**Problem**
Extract every line below, verbatim.

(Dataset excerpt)
^^^^^^^^^^^^^^^^

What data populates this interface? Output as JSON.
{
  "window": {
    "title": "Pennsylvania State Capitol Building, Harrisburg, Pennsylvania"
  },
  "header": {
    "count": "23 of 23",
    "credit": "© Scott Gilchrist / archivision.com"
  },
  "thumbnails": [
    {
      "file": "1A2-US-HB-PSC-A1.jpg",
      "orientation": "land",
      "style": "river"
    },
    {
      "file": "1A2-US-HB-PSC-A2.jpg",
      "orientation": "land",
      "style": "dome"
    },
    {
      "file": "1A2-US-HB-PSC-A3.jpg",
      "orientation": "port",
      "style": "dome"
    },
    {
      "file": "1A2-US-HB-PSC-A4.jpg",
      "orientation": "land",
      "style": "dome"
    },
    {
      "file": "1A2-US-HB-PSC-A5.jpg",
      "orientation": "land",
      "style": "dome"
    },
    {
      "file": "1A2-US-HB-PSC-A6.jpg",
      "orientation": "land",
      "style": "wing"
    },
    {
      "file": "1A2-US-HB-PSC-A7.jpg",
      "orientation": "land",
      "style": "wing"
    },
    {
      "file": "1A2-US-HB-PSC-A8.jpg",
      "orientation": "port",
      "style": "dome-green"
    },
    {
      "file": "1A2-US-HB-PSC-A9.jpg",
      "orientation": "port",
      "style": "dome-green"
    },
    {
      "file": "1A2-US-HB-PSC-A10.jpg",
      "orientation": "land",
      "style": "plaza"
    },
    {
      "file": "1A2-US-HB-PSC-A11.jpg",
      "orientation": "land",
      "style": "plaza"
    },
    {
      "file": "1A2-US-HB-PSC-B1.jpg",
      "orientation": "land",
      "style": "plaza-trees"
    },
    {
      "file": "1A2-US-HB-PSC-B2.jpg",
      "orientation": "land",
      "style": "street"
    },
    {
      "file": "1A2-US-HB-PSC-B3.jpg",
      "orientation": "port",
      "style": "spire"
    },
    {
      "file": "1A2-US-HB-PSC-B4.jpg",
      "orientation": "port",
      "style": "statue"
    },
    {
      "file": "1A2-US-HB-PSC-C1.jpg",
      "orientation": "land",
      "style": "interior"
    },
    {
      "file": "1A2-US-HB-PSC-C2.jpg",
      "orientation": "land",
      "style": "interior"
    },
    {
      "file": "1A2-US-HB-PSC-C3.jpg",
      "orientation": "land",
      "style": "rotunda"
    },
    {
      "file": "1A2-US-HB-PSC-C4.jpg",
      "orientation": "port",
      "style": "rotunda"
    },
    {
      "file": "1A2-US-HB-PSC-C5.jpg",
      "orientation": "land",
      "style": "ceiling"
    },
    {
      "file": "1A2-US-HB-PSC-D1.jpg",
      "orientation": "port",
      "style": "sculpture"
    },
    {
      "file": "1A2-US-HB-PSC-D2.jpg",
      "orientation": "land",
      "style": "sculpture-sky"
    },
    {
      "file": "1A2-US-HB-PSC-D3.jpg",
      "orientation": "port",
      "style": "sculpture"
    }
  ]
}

^^^^^^^^^^^^^^^^

**Output**
What data populates this interface? Output as JSON.
{
  "window": {
    "title": "Pennsylvania State Capitol Building, Harrisburg, Pennsylvania"
  },
  "header": {
    "count": "23 of 23",
    "credit": "© Scott Gilchrist / archivision.com"
  },
  "thumbnails": [
    {
      "file": "1A2-US-HB-PSC-A1.jpg",
      "orientation": "land",
      "style": "river"
    },
    {
      "file": "1A2-US-HB-PSC-A2.jpg",
      "orientation": "land",
      "style": "dome"
    },
    {
      "file": "1A2-US-HB-PSC-A3.jpg",
      "orientation": "port",
      "style": "dome"
    },
    {
      "file": "1A2-US-HB-PSC-A4.jpg",
      "orientation": "land",
      "style": "dome"
    },
    {
      "file": "1A2-US-HB-PSC-A5.jpg",
      "orientation": "land",
      "style": "dome"
    },
    {
      "file": "1A2-US-HB-PSC-A6.jpg",
      "orientation": "land",
      "style": "wing"
    },
    {
      "file": "1A2-US-HB-PSC-A7.jpg",
      "orientation": "land",
      "style": "wing"
    },
    {
      "file": "1A2-US-HB-PSC-A8.jpg",
      "orientation": "port",
      "style": "dome-green"
    },
    {
      "file": "1A2-US-HB-PSC-A9.jpg",
      "orientation": "port",
      "style": "dome-green"
    },
    {
      "file": "1A2-US-HB-PSC-A10.jpg",
      "orientation": "land",
      "style": "plaza"
    },
    {
      "file": "1A2-US-HB-PSC-A11.jpg",
      "orientation": "land",
      "style": "plaza"
    },
    {
      "file": "1A2-US-HB-PSC-B1.jpg",
      "orientation": "land",
      "style": "plaza-trees"
    },
    {
      "file": "1A2-US-HB-PSC-B2.jpg",
      "orientation": "land",
      "style": "street"
    },
    {
      "file": "1A2-US-HB-PSC-B3.jpg",
      "orientation": "port",
      "style": "spire"
    },
    {
      "file": "1A2-US-HB-PSC-B4.jpg",
      "orientation": "port",
      "style": "statue"
    },
    {
      "file": "1A2-US-HB-PSC-C1.jpg",
      "orientation": "land",
      "style": "interior"
    },
    {
      "file": "1A2-US-HB-PSC-C2.jpg",
      "orientation": "land",
      "style": "interior"
    },
    {
      "file": "1A2-US-HB-PSC-C3.jpg",
      "orientation": "land",
      "style": "rotunda"
    },
    {
      "file": "1A2-US-HB-PSC-C4.jpg",
      "orientation": "port",
      "style": "rotunda"
    },
    {
      "file": "1A2-US-HB-PSC-C5.jpg",
      "orientation": "land",
      "style": "ceiling"
    },
    {
      "file": "1A2-US-HB-PSC-D1.jpg",
      "orientation": "port",
      "style": "sculpture"
    },
    {
      "file": "1A2-US-HB-PSC-D2.jpg",
      "orientation": "land",
      "style": "sculpture-sky"
    },
    {
      "file": "1A2-US-HB-PSC-D3.jpg",
      "orientation": "port",
      "style": "sculpture"
    }
  ]
}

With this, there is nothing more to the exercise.